- [Task details] Go through the listing below and list every line with "offset".

- [Supplied material]

----

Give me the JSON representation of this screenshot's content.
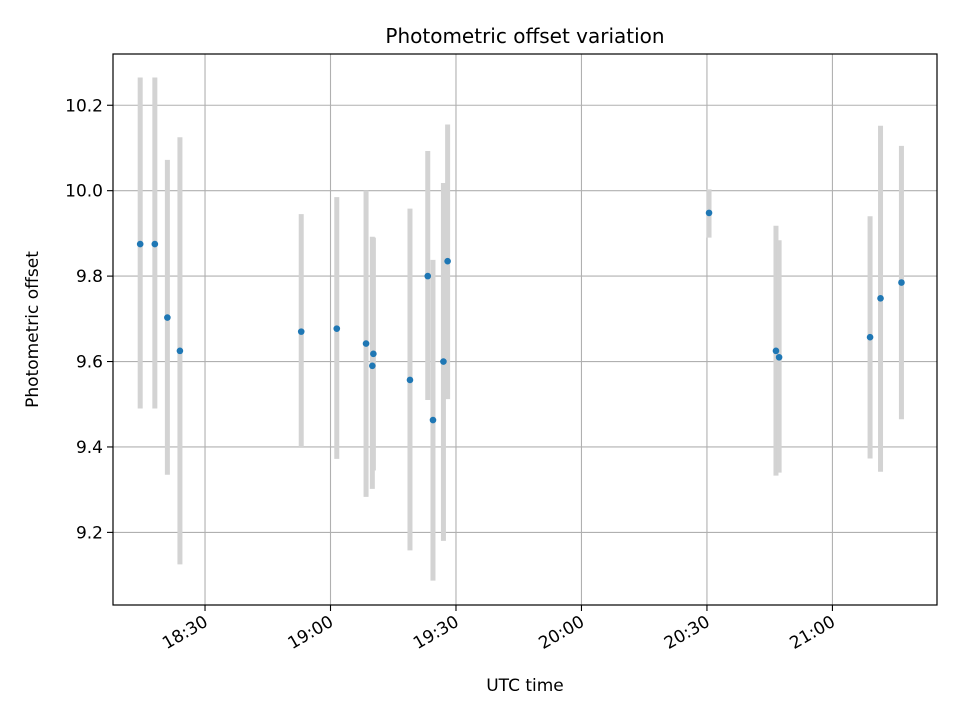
{
  "chart_data": {
    "type": "scatter",
    "title": "Photometric offset variation",
    "xlabel": "UTC time",
    "ylabel": "Photometric offset",
    "x_unit": "UTC time (HH:MM)",
    "xlim": [
      "18:08",
      "21:25"
    ],
    "ylim": [
      9.03,
      10.32
    ],
    "x_ticks": [
      "18:30",
      "19:00",
      "19:30",
      "20:00",
      "20:30",
      "21:00"
    ],
    "y_ticks": [
      9.2,
      9.4,
      9.6,
      9.8,
      10.0,
      10.2
    ],
    "y_tick_labels": [
      "9.2",
      "9.4",
      "9.6",
      "9.8",
      "10.0",
      "10.2"
    ],
    "grid": true,
    "marker_color": "#1f77b4",
    "errorbar_color": "#d3d3d3",
    "series": [
      {
        "points": [
          {
            "x": "18:14:30",
            "y": 9.875,
            "ylo": 9.49,
            "yhi": 10.265
          },
          {
            "x": "18:18:00",
            "y": 9.875,
            "ylo": 9.49,
            "yhi": 10.265
          },
          {
            "x": "18:21:00",
            "y": 9.703,
            "ylo": 9.335,
            "yhi": 10.072
          },
          {
            "x": "18:24:00",
            "y": 9.625,
            "ylo": 9.125,
            "yhi": 10.125
          },
          {
            "x": "18:53:00",
            "y": 9.67,
            "ylo": 9.4,
            "yhi": 9.945
          },
          {
            "x": "19:01:30",
            "y": 9.677,
            "ylo": 9.372,
            "yhi": 9.985
          },
          {
            "x": "19:08:30",
            "y": 9.642,
            "ylo": 9.283,
            "yhi": 10.0
          },
          {
            "x": "19:10:00",
            "y": 9.59,
            "ylo": 9.302,
            "yhi": 9.892
          },
          {
            "x": "19:10:15",
            "y": 9.618,
            "ylo": 9.345,
            "yhi": 9.89
          },
          {
            "x": "19:19:00",
            "y": 9.557,
            "ylo": 9.158,
            "yhi": 9.958
          },
          {
            "x": "19:23:15",
            "y": 9.8,
            "ylo": 9.51,
            "yhi": 10.093
          },
          {
            "x": "19:24:30",
            "y": 9.463,
            "ylo": 9.087,
            "yhi": 9.838
          },
          {
            "x": "19:27:00",
            "y": 9.6,
            "ylo": 9.18,
            "yhi": 10.018
          },
          {
            "x": "19:28:00",
            "y": 9.835,
            "ylo": 9.512,
            "yhi": 10.155
          },
          {
            "x": "20:30:30",
            "y": 9.948,
            "ylo": 9.89,
            "yhi": 10.003
          },
          {
            "x": "20:46:30",
            "y": 9.625,
            "ylo": 9.333,
            "yhi": 9.918
          },
          {
            "x": "20:47:15",
            "y": 9.61,
            "ylo": 9.34,
            "yhi": 9.884
          },
          {
            "x": "21:09:00",
            "y": 9.657,
            "ylo": 9.373,
            "yhi": 9.94
          },
          {
            "x": "21:11:30",
            "y": 9.748,
            "ylo": 9.342,
            "yhi": 10.152
          },
          {
            "x": "21:16:30",
            "y": 9.785,
            "ylo": 9.465,
            "yhi": 10.105
          }
        ]
      }
    ]
  }
}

----

- [Task output]
    "title": "Photometric offset variation",
    "ylabel": "Photometric offset",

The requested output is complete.